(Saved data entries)
++++++++++
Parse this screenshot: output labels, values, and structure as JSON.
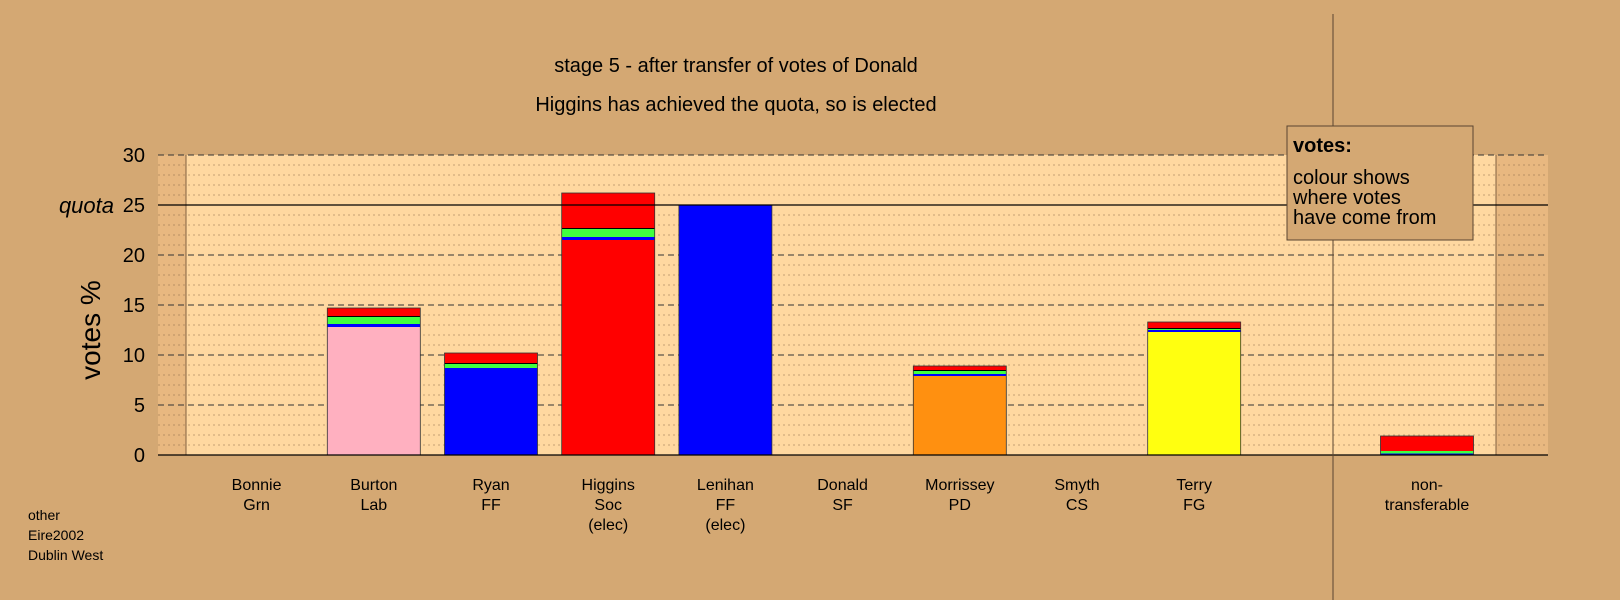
{
  "chart_data": {
    "type": "bar",
    "stacked": true,
    "title": "stage 5 - after transfer of votes of Donald",
    "subtitle": "Higgins has achieved the quota, so is elected",
    "ylabel": "votes %",
    "quota_label": "quota",
    "quota_value": 25,
    "ylim": [
      0,
      30
    ],
    "yticks": [
      "0",
      "5",
      "10",
      "15",
      "20",
      "25",
      "30"
    ],
    "grid": true,
    "legend_position": "top-right",
    "legend": {
      "title": "votes:",
      "lines": [
        "colour shows",
        "where votes",
        "have come from"
      ]
    },
    "colors": {
      "Lab": "#ffb0c0",
      "FF": "#0000ff",
      "Soc": "#ff0000",
      "PD": "#ff9010",
      "FG": "#ffff10",
      "Grn": "#30ff30",
      "transfer_red": "#ff0000",
      "transfer_green": "#40ff40"
    },
    "categories": [
      {
        "name": "Bonnie",
        "party": "Grn",
        "note": "",
        "segments": []
      },
      {
        "name": "Burton",
        "party": "Lab",
        "note": "",
        "segments": [
          {
            "value": 12.8,
            "color": "#ffb0c0"
          },
          {
            "value": 0.3,
            "color": "#0000ff"
          },
          {
            "value": 0.7,
            "color": "#40ff40"
          },
          {
            "value": 0.1,
            "color": "#000000"
          },
          {
            "value": 0.8,
            "color": "#ff0000"
          }
        ]
      },
      {
        "name": "Ryan",
        "party": "FF",
        "note": "",
        "segments": [
          {
            "value": 7.8,
            "color": "#0000ff"
          },
          {
            "value": 0.9,
            "color": "#0000ff"
          },
          {
            "value": 0.4,
            "color": "#40ff40"
          },
          {
            "value": 0.1,
            "color": "#000000"
          },
          {
            "value": 1.0,
            "color": "#ff0000"
          }
        ]
      },
      {
        "name": "Higgins",
        "party": "Soc",
        "note": "(elec)",
        "segments": [
          {
            "value": 21.5,
            "color": "#ff0000"
          },
          {
            "value": 0.3,
            "color": "#0000ff"
          },
          {
            "value": 0.8,
            "color": "#40ff40"
          },
          {
            "value": 0.1,
            "color": "#000000"
          },
          {
            "value": 3.5,
            "color": "#ff0000"
          }
        ]
      },
      {
        "name": "Lenihan",
        "party": "FF",
        "note": "(elec)",
        "segments": [
          {
            "value": 25.0,
            "color": "#0000ff"
          }
        ]
      },
      {
        "name": "Donald",
        "party": "SF",
        "note": "",
        "segments": []
      },
      {
        "name": "Morrissey",
        "party": "PD",
        "note": "",
        "segments": [
          {
            "value": 7.9,
            "color": "#ff9010"
          },
          {
            "value": 0.2,
            "color": "#0000ff"
          },
          {
            "value": 0.3,
            "color": "#40ff40"
          },
          {
            "value": 0.1,
            "color": "#000000"
          },
          {
            "value": 0.4,
            "color": "#ff0000"
          }
        ]
      },
      {
        "name": "Smyth",
        "party": "CS",
        "note": "",
        "segments": []
      },
      {
        "name": "Terry",
        "party": "FG",
        "note": "",
        "segments": [
          {
            "value": 12.3,
            "color": "#ffff10"
          },
          {
            "value": 0.2,
            "color": "#0000ff"
          },
          {
            "value": 0.1,
            "color": "#40ff40"
          },
          {
            "value": 0.1,
            "color": "#000000"
          },
          {
            "value": 0.6,
            "color": "#ff0000"
          }
        ]
      }
    ],
    "non_transferable": {
      "name": "non-",
      "party": "transferable",
      "segments": [
        {
          "value": 0.15,
          "color": "#0000ff"
        },
        {
          "value": 0.25,
          "color": "#40ff40"
        },
        {
          "value": 1.5,
          "color": "#ff0000"
        }
      ]
    }
  },
  "footer": {
    "lines": [
      "other",
      "Eire2002",
      "Dublin West"
    ]
  }
}
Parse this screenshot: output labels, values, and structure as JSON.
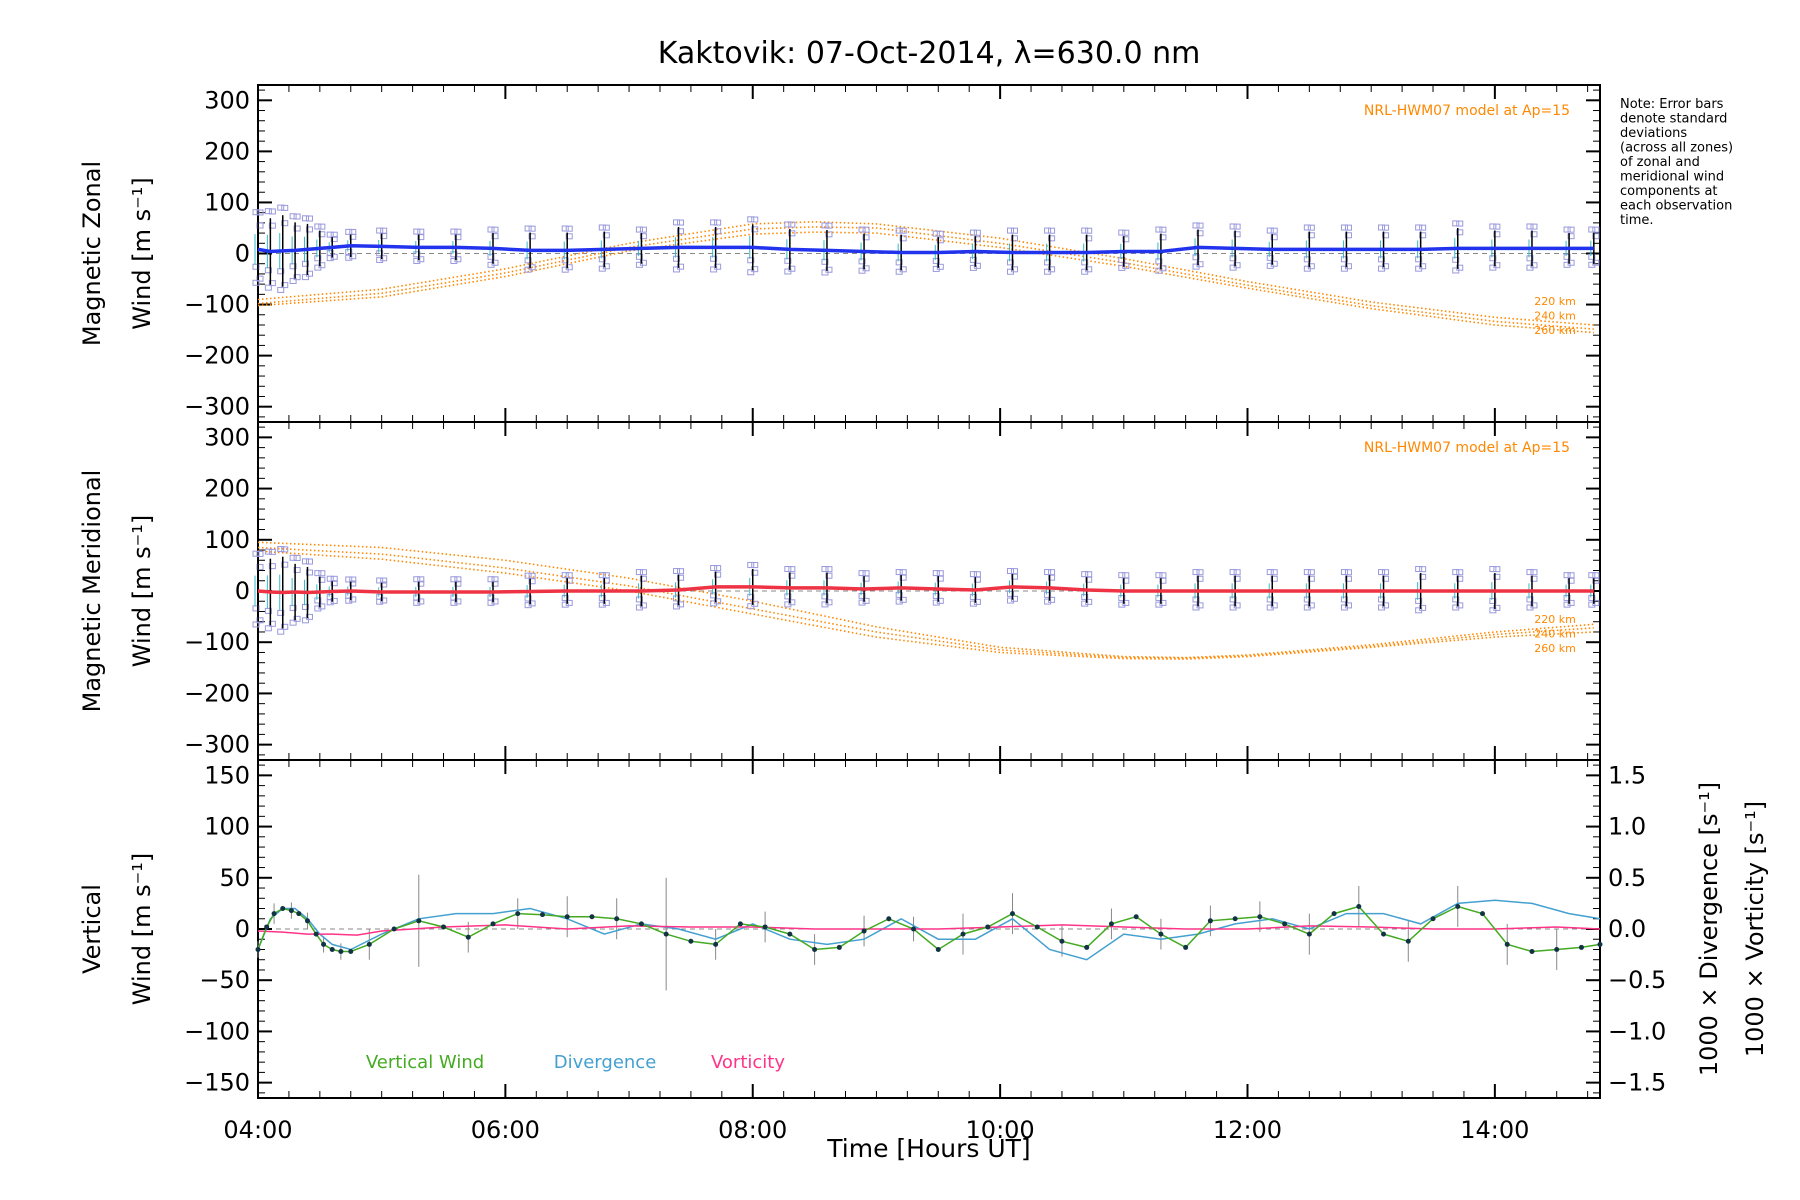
{
  "title": "Kaktovik: 07-Oct-2014, λ=630.0 nm",
  "note": [
    "Note: Error bars",
    "denote standard",
    "deviations",
    "(across all zones)",
    "of zonal and",
    "meridional wind",
    "components at",
    "each observation",
    "time."
  ],
  "colors": {
    "zonal": "#2233ee",
    "meridional": "#ee3344",
    "model": "#ff8800",
    "scatter": "#9999dd",
    "vertical": "#44aa22",
    "divergence": "#44a0d0",
    "vorticity": "#ff3388",
    "errorbar": "#000000",
    "grid_dash": "#888888"
  },
  "chart_data": [
    {
      "type": "line",
      "panel": "zonal",
      "ylabel_line1": "Magnetic Zonal",
      "ylabel_line2": "Wind [m s⁻¹]",
      "ylim": [
        -330,
        330
      ],
      "yticks": [
        300,
        200,
        100,
        0,
        -100,
        -200,
        -300
      ],
      "yticklabels": [
        "300",
        "200",
        "100",
        "0",
        "−100",
        "−200",
        "−300"
      ],
      "model_label": "NRL-HWM07 model at Ap=15",
      "altitude_labels": [
        "220 km",
        "240 km",
        "260 km"
      ],
      "x": [
        4.0,
        4.1,
        4.2,
        4.3,
        4.4,
        4.5,
        4.6,
        4.75,
        5.0,
        5.3,
        5.6,
        5.9,
        6.2,
        6.5,
        6.8,
        7.1,
        7.4,
        7.7,
        8.0,
        8.3,
        8.6,
        8.9,
        9.2,
        9.5,
        9.8,
        10.1,
        10.4,
        10.7,
        11.0,
        11.3,
        11.6,
        11.9,
        12.2,
        12.5,
        12.8,
        13.1,
        13.4,
        13.7,
        14.0,
        14.3,
        14.6,
        14.8
      ],
      "series": [
        {
          "values": [
            8,
            4,
            5,
            6,
            8,
            10,
            12,
            15,
            14,
            12,
            12,
            10,
            6,
            6,
            8,
            10,
            12,
            12,
            12,
            8,
            6,
            4,
            2,
            2,
            4,
            2,
            2,
            2,
            4,
            4,
            12,
            10,
            8,
            8,
            8,
            8,
            8,
            10,
            10,
            10,
            10,
            10
          ]
        }
      ],
      "errorbars": [
        60,
        65,
        70,
        55,
        50,
        35,
        20,
        22,
        25,
        25,
        25,
        30,
        35,
        35,
        35,
        30,
        40,
        40,
        45,
        40,
        40,
        35,
        35,
        30,
        30,
        35,
        35,
        35,
        30,
        35,
        35,
        35,
        30,
        35,
        35,
        35,
        35,
        40,
        35,
        35,
        30,
        30
      ],
      "model_curves": [
        {
          "name": "220 km",
          "x": [
            4.0,
            5.0,
            6.0,
            7.0,
            8.0,
            8.5,
            9.0,
            10.0,
            11.0,
            12.0,
            13.0,
            14.0,
            14.8
          ],
          "values": [
            -90,
            -70,
            -30,
            20,
            58,
            62,
            58,
            30,
            -10,
            -55,
            -95,
            -125,
            -140
          ]
        },
        {
          "name": "240 km",
          "x": [
            4.0,
            5.0,
            6.0,
            7.0,
            8.0,
            8.5,
            9.0,
            10.0,
            11.0,
            12.0,
            13.0,
            14.0,
            14.8
          ],
          "values": [
            -98,
            -78,
            -38,
            12,
            48,
            52,
            50,
            20,
            -18,
            -62,
            -102,
            -133,
            -148
          ]
        },
        {
          "name": "260 km",
          "x": [
            4.0,
            5.0,
            6.0,
            7.0,
            8.0,
            8.5,
            9.0,
            10.0,
            11.0,
            12.0,
            13.0,
            14.0,
            14.8
          ],
          "values": [
            -102,
            -85,
            -45,
            5,
            38,
            42,
            40,
            12,
            -25,
            -68,
            -108,
            -140,
            -155
          ]
        }
      ]
    },
    {
      "type": "line",
      "panel": "meridional",
      "ylabel_line1": "Magnetic Meridional",
      "ylabel_line2": "Wind [m s⁻¹]",
      "ylim": [
        -330,
        330
      ],
      "yticks": [
        300,
        200,
        100,
        0,
        -100,
        -200,
        -300
      ],
      "yticklabels": [
        "300",
        "200",
        "100",
        "0",
        "−100",
        "−200",
        "−300"
      ],
      "model_label": "NRL-HWM07 model at Ap=15",
      "altitude_labels": [
        "220 km",
        "240 km",
        "260 km"
      ],
      "x": [
        4.0,
        4.1,
        4.2,
        4.3,
        4.4,
        4.5,
        4.6,
        4.75,
        5.0,
        5.3,
        5.6,
        5.9,
        6.2,
        6.5,
        6.8,
        7.1,
        7.4,
        7.7,
        8.0,
        8.3,
        8.6,
        8.9,
        9.2,
        9.5,
        9.8,
        10.1,
        10.4,
        10.7,
        11.0,
        11.3,
        11.6,
        11.9,
        12.2,
        12.5,
        12.8,
        13.1,
        13.4,
        13.7,
        14.0,
        14.3,
        14.6,
        14.8
      ],
      "series": [
        {
          "values": [
            0,
            -2,
            -3,
            -2,
            -3,
            -2,
            -1,
            0,
            -2,
            -2,
            -2,
            -2,
            -1,
            0,
            0,
            0,
            2,
            8,
            8,
            6,
            6,
            4,
            6,
            4,
            2,
            8,
            6,
            2,
            0,
            0,
            0,
            0,
            0,
            0,
            0,
            0,
            0,
            0,
            0,
            0,
            0,
            0
          ]
        }
      ],
      "errorbars": [
        60,
        65,
        70,
        55,
        50,
        30,
        20,
        18,
        18,
        20,
        20,
        20,
        25,
        25,
        25,
        30,
        30,
        30,
        35,
        30,
        30,
        25,
        25,
        25,
        25,
        25,
        25,
        25,
        25,
        25,
        30,
        30,
        30,
        30,
        30,
        30,
        35,
        30,
        35,
        30,
        25,
        25
      ],
      "model_curves": [
        {
          "name": "220 km",
          "x": [
            4.0,
            5.0,
            6.0,
            7.0,
            8.0,
            9.0,
            10.0,
            11.0,
            11.5,
            12.0,
            13.0,
            14.0,
            14.8
          ],
          "values": [
            95,
            85,
            60,
            25,
            -20,
            -70,
            -110,
            -128,
            -130,
            -125,
            -105,
            -80,
            -65
          ]
        },
        {
          "name": "240 km",
          "x": [
            4.0,
            5.0,
            6.0,
            7.0,
            8.0,
            9.0,
            10.0,
            11.0,
            11.5,
            12.0,
            13.0,
            14.0,
            14.8
          ],
          "values": [
            85,
            72,
            45,
            10,
            -35,
            -80,
            -115,
            -130,
            -131,
            -127,
            -108,
            -85,
            -72
          ]
        },
        {
          "name": "260 km",
          "x": [
            4.0,
            5.0,
            6.0,
            7.0,
            8.0,
            9.0,
            10.0,
            11.0,
            11.5,
            12.0,
            13.0,
            14.0,
            14.8
          ],
          "values": [
            78,
            62,
            35,
            0,
            -45,
            -90,
            -120,
            -132,
            -133,
            -128,
            -110,
            -90,
            -80
          ]
        }
      ]
    },
    {
      "type": "line",
      "panel": "vertical",
      "ylabel_line1": "Vertical",
      "ylabel_line2": "Wind [m s⁻¹]",
      "ylim": [
        -165,
        165
      ],
      "yticks": [
        150,
        100,
        50,
        0,
        -50,
        -100,
        -150
      ],
      "yticklabels": [
        "150",
        "100",
        "50",
        "0",
        "−50",
        "−100",
        "−150"
      ],
      "y2label_div": "1000 × Divergence [s⁻¹]",
      "y2label_vor": "1000 × Vorticity [s⁻¹]",
      "y2lim": [
        -1.65,
        1.65
      ],
      "y2ticks": [
        1.5,
        1.0,
        0.5,
        0.0,
        -0.5,
        -1.0,
        -1.5
      ],
      "y2ticklabels": [
        "1.5",
        "1.0",
        "0.5",
        "0.0",
        "−0.5",
        "−1.0",
        "−1.5"
      ],
      "xlabel": "Time [Hours UT]",
      "xticks": [
        4,
        6,
        8,
        10,
        12,
        14
      ],
      "xticklabels": [
        "04:00",
        "06:00",
        "08:00",
        "10:00",
        "12:00",
        "14:00"
      ],
      "xlim": [
        4.0,
        14.85
      ],
      "legend": [
        "Vertical Wind",
        "Divergence",
        "Vorticity"
      ],
      "series": [
        {
          "name": "Vertical Wind",
          "x": [
            4.0,
            4.07,
            4.13,
            4.2,
            4.27,
            4.33,
            4.4,
            4.47,
            4.53,
            4.6,
            4.67,
            4.75,
            4.9,
            5.1,
            5.3,
            5.5,
            5.7,
            5.9,
            6.1,
            6.3,
            6.5,
            6.7,
            6.9,
            7.1,
            7.3,
            7.5,
            7.7,
            7.9,
            8.1,
            8.3,
            8.5,
            8.7,
            8.9,
            9.1,
            9.3,
            9.5,
            9.7,
            9.9,
            10.1,
            10.3,
            10.5,
            10.7,
            10.9,
            11.1,
            11.3,
            11.5,
            11.7,
            11.9,
            12.1,
            12.3,
            12.5,
            12.7,
            12.9,
            13.1,
            13.3,
            13.5,
            13.7,
            13.9,
            14.1,
            14.3,
            14.5,
            14.7,
            14.85
          ],
          "values": [
            -20,
            2,
            15,
            20,
            18,
            15,
            8,
            -5,
            -15,
            -20,
            -22,
            -22,
            -15,
            0,
            8,
            2,
            -8,
            5,
            15,
            14,
            12,
            12,
            10,
            5,
            -5,
            -12,
            -15,
            5,
            2,
            -5,
            -20,
            -18,
            -2,
            10,
            0,
            -20,
            -5,
            2,
            15,
            2,
            -12,
            -18,
            5,
            12,
            -5,
            -18,
            8,
            10,
            12,
            5,
            -5,
            15,
            22,
            -5,
            -12,
            10,
            22,
            15,
            -15,
            -22,
            -20,
            -18,
            -15
          ]
        },
        {
          "name": "Divergence",
          "x": [
            4.0,
            4.1,
            4.2,
            4.3,
            4.4,
            4.5,
            4.6,
            4.75,
            5.0,
            5.3,
            5.6,
            5.9,
            6.2,
            6.5,
            6.8,
            7.1,
            7.4,
            7.7,
            8.0,
            8.3,
            8.6,
            8.9,
            9.2,
            9.5,
            9.8,
            10.1,
            10.4,
            10.7,
            11.0,
            11.3,
            11.6,
            11.9,
            12.2,
            12.5,
            12.8,
            13.1,
            13.4,
            13.7,
            14.0,
            14.3,
            14.6,
            14.85
          ],
          "values": [
            -0.2,
            0.1,
            0.2,
            0.2,
            0.1,
            -0.05,
            -0.15,
            -0.2,
            -0.05,
            0.1,
            0.15,
            0.15,
            0.2,
            0.1,
            -0.05,
            0.05,
            0.0,
            -0.1,
            0.05,
            -0.1,
            -0.15,
            -0.1,
            0.1,
            -0.1,
            -0.1,
            0.1,
            -0.2,
            -0.3,
            -0.05,
            -0.1,
            -0.05,
            0.05,
            0.1,
            0.0,
            0.15,
            0.15,
            0.05,
            0.25,
            0.28,
            0.25,
            0.15,
            0.1
          ]
        },
        {
          "name": "Vorticity",
          "x": [
            4.0,
            4.2,
            4.4,
            4.6,
            4.8,
            5.0,
            5.5,
            6.0,
            6.5,
            7.0,
            7.5,
            8.0,
            8.5,
            9.0,
            9.5,
            10.0,
            10.5,
            11.0,
            11.5,
            12.0,
            12.5,
            13.0,
            13.5,
            14.0,
            14.5,
            14.85
          ],
          "values": [
            -0.02,
            -0.03,
            -0.05,
            -0.05,
            -0.06,
            -0.02,
            0.02,
            0.04,
            0.0,
            0.03,
            0.02,
            0.02,
            0.0,
            0.0,
            0.0,
            0.02,
            0.04,
            0.02,
            0.0,
            0.0,
            0.03,
            0.02,
            0.0,
            0.0,
            0.02,
            0.0
          ]
        }
      ],
      "errorbars_x": [
        4.0,
        4.13,
        4.27,
        4.4,
        4.53,
        4.67,
        4.9,
        5.3,
        5.7,
        6.1,
        6.5,
        6.9,
        7.3,
        7.7,
        8.1,
        8.5,
        8.9,
        9.3,
        9.7,
        10.1,
        10.5,
        10.9,
        11.3,
        11.7,
        12.1,
        12.5,
        12.9,
        13.3,
        13.7,
        14.1,
        14.5
      ],
      "errorbars_y": [
        8,
        10,
        8,
        8,
        8,
        8,
        15,
        45,
        15,
        15,
        20,
        20,
        55,
        15,
        15,
        15,
        15,
        12,
        20,
        20,
        15,
        15,
        15,
        15,
        15,
        20,
        20,
        20,
        20,
        20,
        20
      ]
    }
  ]
}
++++++++++
§ EXERCISE AIM:
Of all the lines in the material above, how many contain the word "Higgins"? Give only the count.

§ RESULT:
2